**To do:** Repeat every entry word for word, skipping the pictures.

**Data extract:**
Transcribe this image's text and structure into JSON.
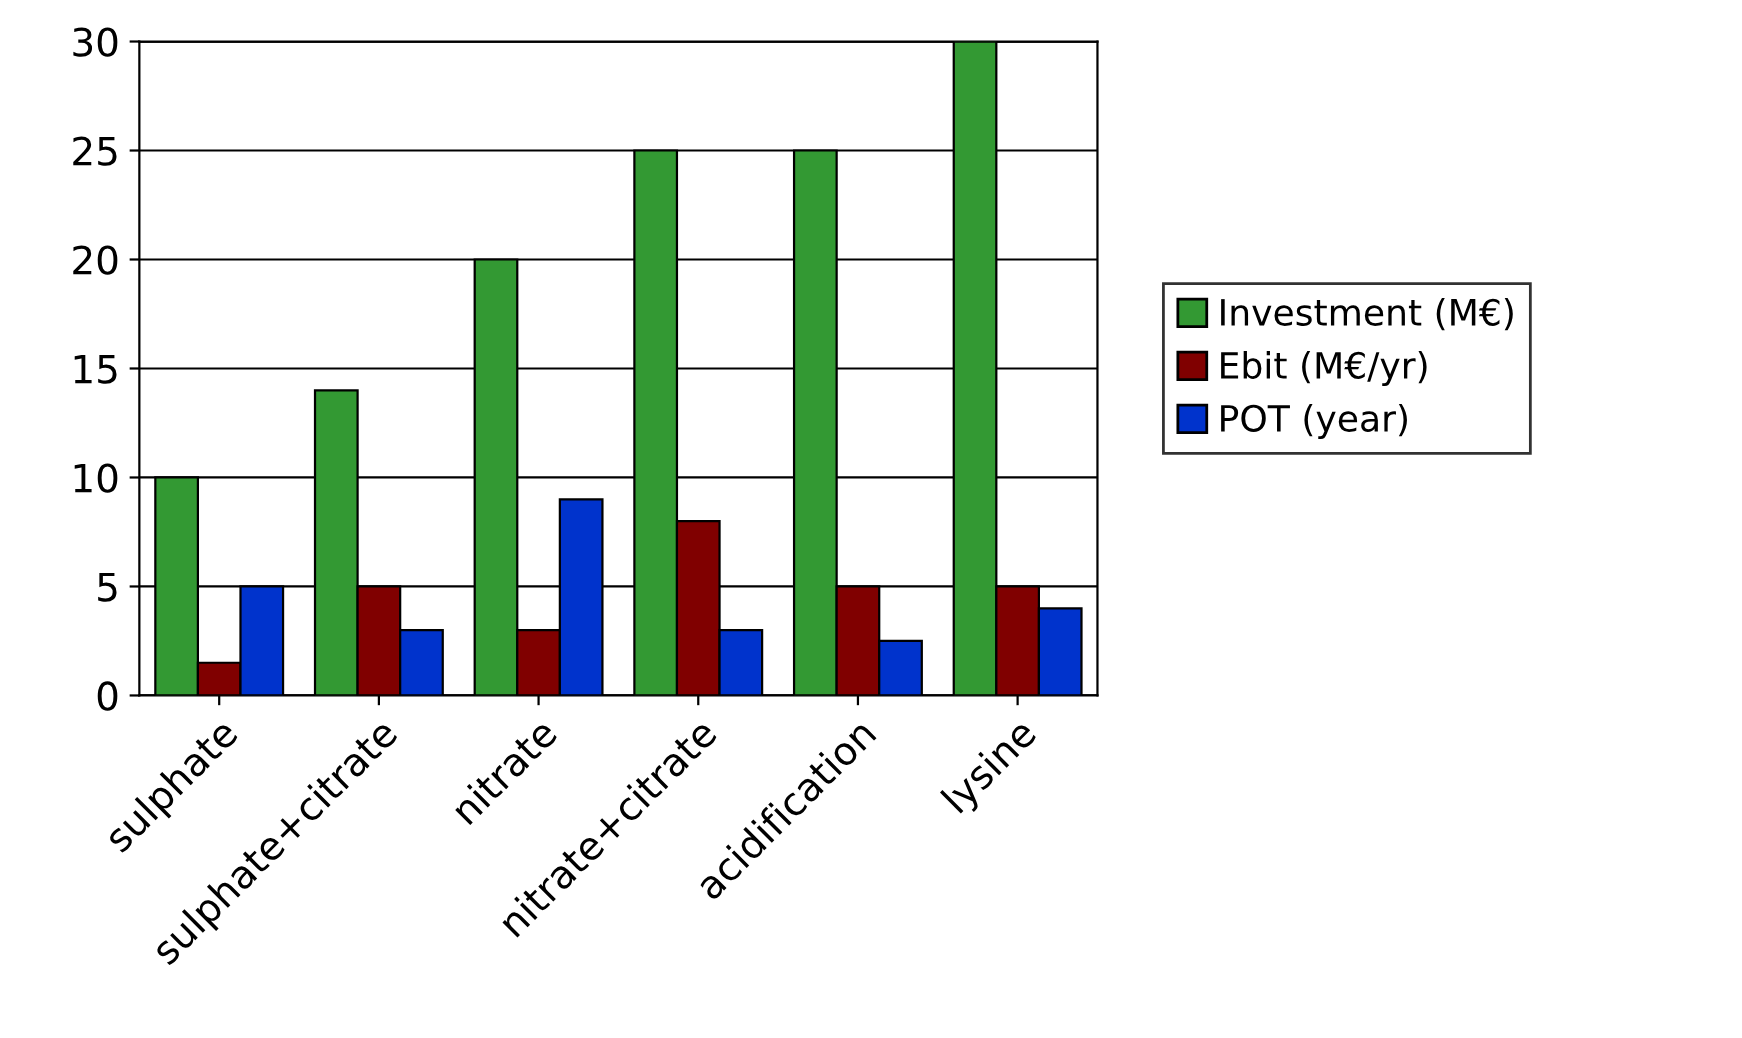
{
  "chart_data": {
    "type": "bar",
    "categories": [
      "sulphate",
      "sulphate+citrate",
      "nitrate",
      "nitrate+citrate",
      "acidification",
      "lysine"
    ],
    "series": [
      {
        "name": "Investment (M€)",
        "color": "#339933",
        "values": [
          10,
          14,
          20,
          25,
          25,
          30
        ]
      },
      {
        "name": "Ebit (M€/yr)",
        "color": "#800000",
        "values": [
          1.5,
          5,
          3,
          8,
          5,
          5
        ]
      },
      {
        "name": "POT (year)",
        "color": "#0033cc",
        "values": [
          5,
          3,
          9,
          3,
          2.5,
          4
        ]
      }
    ],
    "ylim": [
      0,
      30
    ],
    "yticks": [
      0,
      5,
      10,
      15,
      20,
      25,
      30
    ],
    "grid": "y",
    "legend": "right"
  }
}
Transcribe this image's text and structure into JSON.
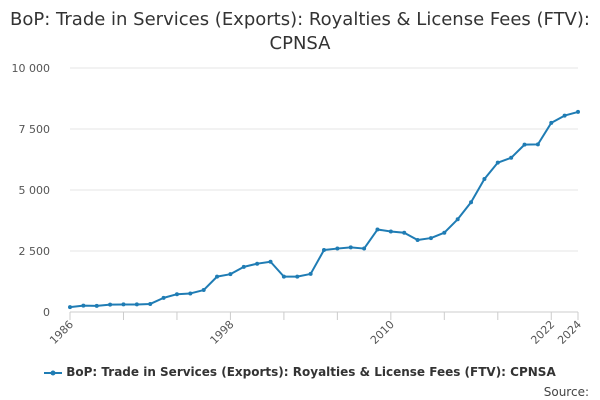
{
  "chart_data": {
    "type": "line",
    "title": "BoP: Trade in Services (Exports): Royalties & License Fees (FTV): CPNSA",
    "xlabel": "",
    "ylabel": "",
    "ylim": [
      0,
      10000
    ],
    "yticks": [
      0,
      2500,
      5000,
      7500,
      10000
    ],
    "ytick_labels": [
      "0",
      "2 500",
      "5 000",
      "7 500",
      "10 000"
    ],
    "xticks": [
      1986,
      1998,
      2010,
      2022,
      2024
    ],
    "xtick_labels": [
      "1986",
      "1998",
      "2010",
      "2022",
      "2024"
    ],
    "grid": "horizontal",
    "legend_position": "bottom",
    "line_color": "#1f7cb4",
    "series": [
      {
        "name": "BoP: Trade in Services (Exports): Royalties & License Fees (FTV): CPNSA",
        "x": [
          1986,
          1987,
          1988,
          1989,
          1990,
          1991,
          1992,
          1993,
          1994,
          1995,
          1996,
          1997,
          1998,
          1999,
          2000,
          2001,
          2002,
          2003,
          2004,
          2005,
          2006,
          2007,
          2008,
          2009,
          2010,
          2011,
          2012,
          2013,
          2014,
          2015,
          2016,
          2017,
          2018,
          2019,
          2020,
          2021,
          2022,
          2023,
          2024
        ],
        "values": [
          200,
          260,
          250,
          300,
          310,
          310,
          330,
          580,
          730,
          760,
          900,
          1450,
          1550,
          1850,
          1980,
          2060,
          1450,
          1450,
          1560,
          2540,
          2600,
          2650,
          2600,
          3380,
          3300,
          3250,
          2950,
          3030,
          3250,
          3800,
          4500,
          5450,
          6120,
          6320,
          6860,
          6870,
          7750,
          8050,
          8200
        ]
      }
    ]
  },
  "legend": {
    "label": "BoP: Trade in Services (Exports): Royalties & License Fees (FTV): CPNSA"
  },
  "source": {
    "label": "Source:"
  }
}
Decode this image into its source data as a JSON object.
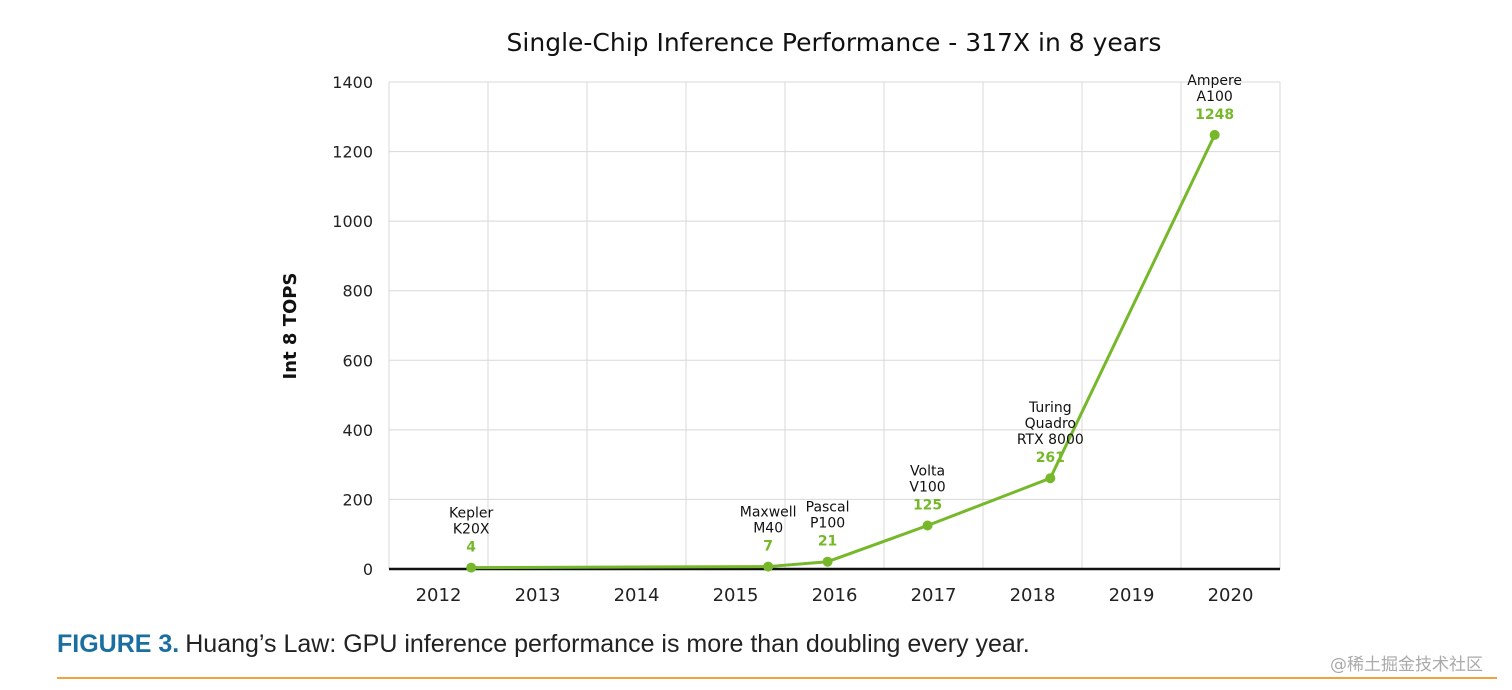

**Problem solution:**
Transcribe this image's text and structure into JSON.
{
  "chart_data": {
    "type": "bar",
    "categories": [
      "sulphate",
      "sulphate+citrate",
      "nitrate",
      "nitrate+citrate",
      "acidification",
      "lysine"
    ],
    "series": [
      {
        "name": "Investment (M€)",
        "color": "#339933",
        "values": [
          10,
          14,
          20,
          25,
          25,
          30
        ]
      },
      {
        "name": "Ebit (M€/yr)",
        "color": "#800000",
        "values": [
          1.5,
          5,
          3,
          8,
          5,
          5
        ]
      },
      {
        "name": "POT (year)",
        "color": "#0033cc",
        "values": [
          5,
          3,
          9,
          3,
          2.5,
          4
        ]
      }
    ],
    "ylim": [
      0,
      30
    ],
    "yticks": [
      0,
      5,
      10,
      15,
      20,
      25,
      30
    ],
    "grid": "y",
    "legend": "right"
  }
}
Transcribe this image's text and structure into JSON.
{
  "chart_data": {
    "type": "line",
    "title": "BoP: Trade in Services (Exports): Royalties & License Fees (FTV): CPNSA",
    "xlabel": "",
    "ylabel": "",
    "ylim": [
      0,
      10000
    ],
    "yticks": [
      0,
      2500,
      5000,
      7500,
      10000
    ],
    "ytick_labels": [
      "0",
      "2 500",
      "5 000",
      "7 500",
      "10 000"
    ],
    "xticks": [
      1986,
      1998,
      2010,
      2022,
      2024
    ],
    "xtick_labels": [
      "1986",
      "1998",
      "2010",
      "2022",
      "2024"
    ],
    "grid": "horizontal",
    "legend_position": "bottom",
    "line_color": "#1f7cb4",
    "series": [
      {
        "name": "BoP: Trade in Services (Exports): Royalties & License Fees (FTV): CPNSA",
        "x": [
          1986,
          1987,
          1988,
          1989,
          1990,
          1991,
          1992,
          1993,
          1994,
          1995,
          1996,
          1997,
          1998,
          1999,
          2000,
          2001,
          2002,
          2003,
          2004,
          2005,
          2006,
          2007,
          2008,
          2009,
          2010,
          2011,
          2012,
          2013,
          2014,
          2015,
          2016,
          2017,
          2018,
          2019,
          2020,
          2021,
          2022,
          2023,
          2024
        ],
        "values": [
          200,
          260,
          250,
          300,
          310,
          310,
          330,
          580,
          730,
          760,
          900,
          1450,
          1550,
          1850,
          1980,
          2060,
          1450,
          1450,
          1560,
          2540,
          2600,
          2650,
          2600,
          3380,
          3300,
          3250,
          2950,
          3030,
          3250,
          3800,
          4500,
          5450,
          6120,
          6320,
          6860,
          6870,
          7750,
          8050,
          8200
        ]
      }
    ]
  },
  "legend": {
    "label": "BoP: Trade in Services (Exports): Royalties & License Fees (FTV): CPNSA"
  },
  "source": {
    "label": "Source:"
  }
}
Decode this image into its source data as a JSON object.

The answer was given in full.